** begin PAGE EXTRACT **
The Group maintains a centralised cash management system for its unlisted subsidiary operations and the Group's Treasury function oversees the Group's investment and lending activities. Treasury reports on the Group's cash and liquid investments, borrowings and movements thereof are distributed weekly.

The Group has established guidelines and procedures for the approval and control of expenditures. Operating expenditures are subject to overall budget control and are controlled within each business with approval levels set by reference to the level of responsibility of each executive and officer. Capital expenditures are subject to overall control within the annual budget review and approval process, and more specifically, material expenditures within the approved budget as well as unbudgeted expenditures are subject to approval by the GFD/DMD or an Executive Director prior to commitment. Quarterly reports of actual versus budgeted and approved expenditures are also reviewed.

In terms of formal review of the Group's internal control system, an internal control self-assessment process is in place, requiring the executive management team and senior management of each core business to review, evaluate and declare the effectiveness of the controls over the operations and devise action plans to address the issues, if any. These assessment results, together with the Risk Management Report as mentioned earlier and the independent assessments by the auditors, form part of the bases on which the Audit Committee formulates its opinion on the effectiveness of the Group's risk management and internal control systems.
** end PAGE EXTRACT **
** begin RAW RECORDS **
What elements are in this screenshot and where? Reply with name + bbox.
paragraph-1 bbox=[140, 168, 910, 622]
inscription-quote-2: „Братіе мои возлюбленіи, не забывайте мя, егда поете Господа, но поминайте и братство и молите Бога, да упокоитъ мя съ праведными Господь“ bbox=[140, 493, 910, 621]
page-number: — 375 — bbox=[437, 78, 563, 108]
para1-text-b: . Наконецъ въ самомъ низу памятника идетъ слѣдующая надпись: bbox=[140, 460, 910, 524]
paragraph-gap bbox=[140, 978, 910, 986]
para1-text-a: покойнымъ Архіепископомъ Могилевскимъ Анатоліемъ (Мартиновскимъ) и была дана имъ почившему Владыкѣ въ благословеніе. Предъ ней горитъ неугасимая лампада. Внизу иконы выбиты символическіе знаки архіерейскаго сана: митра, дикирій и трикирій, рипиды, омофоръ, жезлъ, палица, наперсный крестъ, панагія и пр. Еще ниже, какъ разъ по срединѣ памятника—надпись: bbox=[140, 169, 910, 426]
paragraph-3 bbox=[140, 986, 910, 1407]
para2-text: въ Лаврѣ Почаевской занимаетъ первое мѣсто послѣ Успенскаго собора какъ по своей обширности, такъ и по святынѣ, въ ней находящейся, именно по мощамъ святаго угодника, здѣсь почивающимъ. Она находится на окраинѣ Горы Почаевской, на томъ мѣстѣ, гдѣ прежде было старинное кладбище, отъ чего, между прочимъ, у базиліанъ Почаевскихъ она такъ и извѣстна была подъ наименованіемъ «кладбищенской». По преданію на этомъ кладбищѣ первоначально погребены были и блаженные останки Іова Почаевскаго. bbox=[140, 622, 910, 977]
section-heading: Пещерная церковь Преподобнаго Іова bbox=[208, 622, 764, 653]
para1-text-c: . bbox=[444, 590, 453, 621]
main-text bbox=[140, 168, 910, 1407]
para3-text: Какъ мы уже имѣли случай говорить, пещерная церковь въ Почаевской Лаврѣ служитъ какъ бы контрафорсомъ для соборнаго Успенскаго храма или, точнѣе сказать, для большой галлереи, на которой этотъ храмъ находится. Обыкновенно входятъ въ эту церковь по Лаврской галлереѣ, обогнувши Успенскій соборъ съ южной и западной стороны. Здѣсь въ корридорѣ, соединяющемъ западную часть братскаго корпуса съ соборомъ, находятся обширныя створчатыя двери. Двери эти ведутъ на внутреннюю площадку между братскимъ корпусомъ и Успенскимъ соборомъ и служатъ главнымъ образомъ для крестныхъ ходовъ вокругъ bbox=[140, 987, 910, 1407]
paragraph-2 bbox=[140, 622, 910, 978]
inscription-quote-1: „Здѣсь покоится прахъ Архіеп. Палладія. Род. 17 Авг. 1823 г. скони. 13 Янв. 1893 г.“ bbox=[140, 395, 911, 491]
** end RAW RECORDS **
TASK BRIEF: Copy the internal control passage starting with "In terms of" and going on through "internal control systems.", swapping "Audit Committee" for "Board of Directors". The entries come from a separate source, unrelated to the internal control passage.

ANSWER IN FULL:
In terms of formal review of the Group's internal control system, an internal control self-assessment process is in place, requiring the executive management team and senior management of each core business to review, evaluate and declare the effectiveness of the controls over the operations and devise action plans to address the issues, if any. These assessment results, together with the Risk Management Report as mentioned earlier and the independent assessments by the auditors, form part of the bases on which the Board of Directors formulates its opinion on the effectiveness of the Group's risk management and internal control systems.